# Dataset excerpts start

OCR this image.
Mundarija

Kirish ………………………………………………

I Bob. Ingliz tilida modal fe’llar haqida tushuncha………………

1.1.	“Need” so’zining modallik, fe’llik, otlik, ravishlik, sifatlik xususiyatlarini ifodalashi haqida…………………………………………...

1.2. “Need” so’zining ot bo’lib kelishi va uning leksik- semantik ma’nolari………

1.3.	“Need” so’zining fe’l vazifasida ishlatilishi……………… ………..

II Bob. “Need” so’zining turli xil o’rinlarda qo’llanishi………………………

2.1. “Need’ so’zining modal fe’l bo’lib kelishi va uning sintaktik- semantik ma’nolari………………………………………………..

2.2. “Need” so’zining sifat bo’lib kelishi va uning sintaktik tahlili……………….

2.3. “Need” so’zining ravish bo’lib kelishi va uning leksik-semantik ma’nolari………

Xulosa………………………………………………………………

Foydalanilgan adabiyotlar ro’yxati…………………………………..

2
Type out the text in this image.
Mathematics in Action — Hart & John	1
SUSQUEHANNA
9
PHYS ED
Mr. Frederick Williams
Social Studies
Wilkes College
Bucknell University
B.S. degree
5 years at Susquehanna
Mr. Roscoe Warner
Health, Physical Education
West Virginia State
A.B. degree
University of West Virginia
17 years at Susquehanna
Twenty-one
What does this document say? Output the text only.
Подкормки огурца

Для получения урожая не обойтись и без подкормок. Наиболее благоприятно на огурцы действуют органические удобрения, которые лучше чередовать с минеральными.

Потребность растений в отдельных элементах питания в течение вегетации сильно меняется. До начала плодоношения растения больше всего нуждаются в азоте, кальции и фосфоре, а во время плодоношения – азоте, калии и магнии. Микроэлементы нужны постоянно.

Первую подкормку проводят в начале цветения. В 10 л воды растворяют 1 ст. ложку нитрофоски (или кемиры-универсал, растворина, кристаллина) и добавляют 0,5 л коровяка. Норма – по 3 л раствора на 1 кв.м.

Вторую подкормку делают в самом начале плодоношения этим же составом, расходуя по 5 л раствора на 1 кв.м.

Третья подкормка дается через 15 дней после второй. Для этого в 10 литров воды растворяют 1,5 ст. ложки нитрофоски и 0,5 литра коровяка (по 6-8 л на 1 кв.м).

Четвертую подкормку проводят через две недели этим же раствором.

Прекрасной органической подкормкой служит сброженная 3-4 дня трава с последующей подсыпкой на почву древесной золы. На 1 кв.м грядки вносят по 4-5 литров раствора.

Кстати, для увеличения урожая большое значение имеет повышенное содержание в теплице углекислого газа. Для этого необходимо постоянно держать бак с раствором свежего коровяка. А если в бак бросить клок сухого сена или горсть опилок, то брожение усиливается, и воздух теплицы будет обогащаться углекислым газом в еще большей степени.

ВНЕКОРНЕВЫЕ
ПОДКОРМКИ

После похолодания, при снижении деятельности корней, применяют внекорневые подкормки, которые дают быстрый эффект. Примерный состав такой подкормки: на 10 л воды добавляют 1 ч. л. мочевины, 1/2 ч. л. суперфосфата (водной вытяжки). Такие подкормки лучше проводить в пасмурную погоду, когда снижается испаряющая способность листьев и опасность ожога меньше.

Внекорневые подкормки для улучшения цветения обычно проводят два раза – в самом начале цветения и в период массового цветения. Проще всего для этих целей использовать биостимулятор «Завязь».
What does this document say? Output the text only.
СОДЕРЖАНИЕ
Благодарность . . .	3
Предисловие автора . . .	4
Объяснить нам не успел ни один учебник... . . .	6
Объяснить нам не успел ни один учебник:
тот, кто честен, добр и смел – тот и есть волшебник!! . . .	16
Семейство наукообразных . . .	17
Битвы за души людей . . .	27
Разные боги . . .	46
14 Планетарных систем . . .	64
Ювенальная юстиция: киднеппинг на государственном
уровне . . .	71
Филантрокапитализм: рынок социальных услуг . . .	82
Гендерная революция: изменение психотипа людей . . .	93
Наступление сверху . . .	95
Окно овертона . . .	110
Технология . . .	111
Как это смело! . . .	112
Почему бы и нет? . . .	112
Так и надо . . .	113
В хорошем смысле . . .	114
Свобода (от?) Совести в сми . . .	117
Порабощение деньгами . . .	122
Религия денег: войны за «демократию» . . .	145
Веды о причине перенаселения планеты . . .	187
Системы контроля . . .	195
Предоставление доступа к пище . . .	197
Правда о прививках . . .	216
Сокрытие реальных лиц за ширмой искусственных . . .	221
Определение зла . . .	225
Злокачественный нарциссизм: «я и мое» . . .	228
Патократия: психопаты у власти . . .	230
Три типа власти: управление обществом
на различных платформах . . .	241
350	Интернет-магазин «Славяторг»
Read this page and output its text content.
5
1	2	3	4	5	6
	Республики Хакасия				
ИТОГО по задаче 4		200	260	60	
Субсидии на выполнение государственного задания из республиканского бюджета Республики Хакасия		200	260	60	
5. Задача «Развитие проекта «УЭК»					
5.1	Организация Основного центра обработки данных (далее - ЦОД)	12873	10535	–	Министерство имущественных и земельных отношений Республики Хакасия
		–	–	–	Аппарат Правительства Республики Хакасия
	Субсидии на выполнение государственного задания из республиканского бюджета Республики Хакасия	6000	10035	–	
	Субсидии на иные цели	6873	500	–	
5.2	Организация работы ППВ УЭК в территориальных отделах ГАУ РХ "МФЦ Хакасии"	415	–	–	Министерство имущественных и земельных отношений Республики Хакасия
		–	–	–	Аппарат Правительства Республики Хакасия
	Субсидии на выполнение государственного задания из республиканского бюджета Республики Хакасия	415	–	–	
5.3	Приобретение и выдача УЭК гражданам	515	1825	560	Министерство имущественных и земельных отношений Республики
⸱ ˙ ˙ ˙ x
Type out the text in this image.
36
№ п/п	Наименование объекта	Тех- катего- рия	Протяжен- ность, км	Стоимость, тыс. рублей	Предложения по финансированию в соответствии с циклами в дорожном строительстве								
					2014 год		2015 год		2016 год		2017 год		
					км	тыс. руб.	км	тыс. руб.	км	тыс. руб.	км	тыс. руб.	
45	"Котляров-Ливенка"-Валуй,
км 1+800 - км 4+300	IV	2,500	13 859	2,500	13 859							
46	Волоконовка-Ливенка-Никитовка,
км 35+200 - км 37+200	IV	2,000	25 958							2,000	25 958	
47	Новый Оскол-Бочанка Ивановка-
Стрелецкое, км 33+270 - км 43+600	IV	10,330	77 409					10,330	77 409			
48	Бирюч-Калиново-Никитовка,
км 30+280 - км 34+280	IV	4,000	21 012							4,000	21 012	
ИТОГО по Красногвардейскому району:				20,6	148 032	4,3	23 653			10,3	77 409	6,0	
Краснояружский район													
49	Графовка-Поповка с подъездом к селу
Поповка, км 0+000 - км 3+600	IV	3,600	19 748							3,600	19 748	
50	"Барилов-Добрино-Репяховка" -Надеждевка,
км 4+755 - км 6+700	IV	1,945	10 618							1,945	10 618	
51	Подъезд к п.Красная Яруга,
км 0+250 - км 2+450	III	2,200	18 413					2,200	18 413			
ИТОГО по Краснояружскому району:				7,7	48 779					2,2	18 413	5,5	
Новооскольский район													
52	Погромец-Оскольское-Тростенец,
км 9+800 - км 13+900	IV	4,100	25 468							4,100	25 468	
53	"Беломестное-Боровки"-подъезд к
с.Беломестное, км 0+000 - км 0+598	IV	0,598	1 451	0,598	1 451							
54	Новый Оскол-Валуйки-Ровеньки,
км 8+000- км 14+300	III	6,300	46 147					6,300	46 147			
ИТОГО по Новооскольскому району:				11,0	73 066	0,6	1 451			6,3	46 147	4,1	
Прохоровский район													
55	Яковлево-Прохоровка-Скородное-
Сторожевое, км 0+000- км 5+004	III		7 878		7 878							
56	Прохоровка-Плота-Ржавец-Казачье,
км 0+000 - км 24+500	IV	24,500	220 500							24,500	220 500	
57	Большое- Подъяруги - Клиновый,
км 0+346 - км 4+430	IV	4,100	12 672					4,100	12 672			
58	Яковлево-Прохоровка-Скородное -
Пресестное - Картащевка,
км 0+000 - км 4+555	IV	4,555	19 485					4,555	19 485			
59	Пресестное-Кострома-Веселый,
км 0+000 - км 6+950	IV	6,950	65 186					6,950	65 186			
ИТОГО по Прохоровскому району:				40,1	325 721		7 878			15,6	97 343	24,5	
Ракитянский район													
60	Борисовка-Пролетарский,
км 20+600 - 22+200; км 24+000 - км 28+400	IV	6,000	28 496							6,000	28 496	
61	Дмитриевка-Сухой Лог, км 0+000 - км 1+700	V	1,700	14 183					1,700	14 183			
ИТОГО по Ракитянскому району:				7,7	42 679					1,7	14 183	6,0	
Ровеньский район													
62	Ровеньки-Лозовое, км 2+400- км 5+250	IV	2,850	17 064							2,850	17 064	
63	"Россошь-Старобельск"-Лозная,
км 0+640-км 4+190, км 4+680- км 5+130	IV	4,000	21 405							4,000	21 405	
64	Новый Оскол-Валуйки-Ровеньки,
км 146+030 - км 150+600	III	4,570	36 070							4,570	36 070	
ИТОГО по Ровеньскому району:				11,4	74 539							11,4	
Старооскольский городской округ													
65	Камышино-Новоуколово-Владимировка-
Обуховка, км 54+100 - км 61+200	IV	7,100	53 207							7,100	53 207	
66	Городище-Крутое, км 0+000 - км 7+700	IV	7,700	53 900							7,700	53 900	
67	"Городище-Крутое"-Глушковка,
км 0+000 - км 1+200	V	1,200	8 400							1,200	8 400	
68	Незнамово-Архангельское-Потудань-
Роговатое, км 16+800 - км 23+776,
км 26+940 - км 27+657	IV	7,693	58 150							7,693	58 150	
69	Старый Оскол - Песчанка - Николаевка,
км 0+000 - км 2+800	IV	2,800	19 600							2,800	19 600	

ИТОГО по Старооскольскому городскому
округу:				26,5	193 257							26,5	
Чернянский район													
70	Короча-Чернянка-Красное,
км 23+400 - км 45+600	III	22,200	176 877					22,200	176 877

# Dataset excerpts end

### Your instructions:
Scan the material and collect every line that contains "району".

### The reply:
ИТОГО по Красногвардейскому району:				20,6	148 032	4,3	23 653			10,3	77 409	6,0	
ИТОГО по Краснояружскому району:				7,7	48 779					2,2	18 413	5,5	
ИТОГО по Новооскольскому району:				11,0	73 066	0,6	1 451			6,3	46 147	4,1	
ИТОГО по Прохоровскому району:				40,1	325 721		7 878			15,6	97 343	24,5	
ИТОГО по Ракитянскому району:				7,7	42 679					1,7	14 183	6,0	
ИТОГО по Ровеньскому району:				11,4	74 539							11,4	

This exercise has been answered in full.